= EXERCISE OBJECTIVE =
What is the number of lines holding the word "Address"? Write that number and nothing else.

= Stored data =
## start

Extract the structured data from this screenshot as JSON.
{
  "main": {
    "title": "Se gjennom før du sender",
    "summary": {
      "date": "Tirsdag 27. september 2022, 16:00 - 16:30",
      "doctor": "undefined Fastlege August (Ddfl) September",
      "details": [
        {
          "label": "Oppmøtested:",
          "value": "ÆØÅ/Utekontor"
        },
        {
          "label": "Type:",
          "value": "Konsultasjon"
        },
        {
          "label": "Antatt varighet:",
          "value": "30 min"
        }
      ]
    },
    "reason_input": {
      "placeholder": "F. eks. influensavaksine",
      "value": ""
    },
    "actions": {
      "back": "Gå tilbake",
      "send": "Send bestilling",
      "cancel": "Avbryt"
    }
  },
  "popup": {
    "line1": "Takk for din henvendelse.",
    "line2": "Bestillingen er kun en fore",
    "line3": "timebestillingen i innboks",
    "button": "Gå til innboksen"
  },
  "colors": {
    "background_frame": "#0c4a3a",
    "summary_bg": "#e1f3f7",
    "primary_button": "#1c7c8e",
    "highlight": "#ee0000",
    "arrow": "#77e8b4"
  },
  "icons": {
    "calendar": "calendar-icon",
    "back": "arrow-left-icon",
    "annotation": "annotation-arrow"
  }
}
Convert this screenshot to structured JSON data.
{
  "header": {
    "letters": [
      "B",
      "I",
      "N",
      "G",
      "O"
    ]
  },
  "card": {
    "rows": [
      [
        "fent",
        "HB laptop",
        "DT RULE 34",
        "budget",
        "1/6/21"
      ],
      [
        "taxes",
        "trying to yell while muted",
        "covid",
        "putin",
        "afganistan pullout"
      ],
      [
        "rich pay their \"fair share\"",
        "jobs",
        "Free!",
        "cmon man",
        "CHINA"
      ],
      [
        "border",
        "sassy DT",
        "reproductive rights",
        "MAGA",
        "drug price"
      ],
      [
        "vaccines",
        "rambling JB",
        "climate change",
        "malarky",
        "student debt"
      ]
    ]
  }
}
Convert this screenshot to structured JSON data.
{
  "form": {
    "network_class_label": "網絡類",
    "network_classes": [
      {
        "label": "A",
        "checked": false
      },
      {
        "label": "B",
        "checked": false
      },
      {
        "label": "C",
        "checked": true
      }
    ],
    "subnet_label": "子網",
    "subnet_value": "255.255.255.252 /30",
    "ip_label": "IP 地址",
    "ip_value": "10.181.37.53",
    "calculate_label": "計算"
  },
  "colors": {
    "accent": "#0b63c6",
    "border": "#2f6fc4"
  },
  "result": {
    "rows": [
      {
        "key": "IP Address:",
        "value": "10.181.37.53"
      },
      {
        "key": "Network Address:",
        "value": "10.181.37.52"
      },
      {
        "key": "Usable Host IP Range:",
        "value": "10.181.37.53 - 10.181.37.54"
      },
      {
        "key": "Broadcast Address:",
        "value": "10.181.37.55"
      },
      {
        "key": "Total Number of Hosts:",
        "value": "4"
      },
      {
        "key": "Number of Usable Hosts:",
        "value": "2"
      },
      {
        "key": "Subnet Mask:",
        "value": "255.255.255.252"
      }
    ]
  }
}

## end

= SOLUTION FOR THIS PROBLEM =
3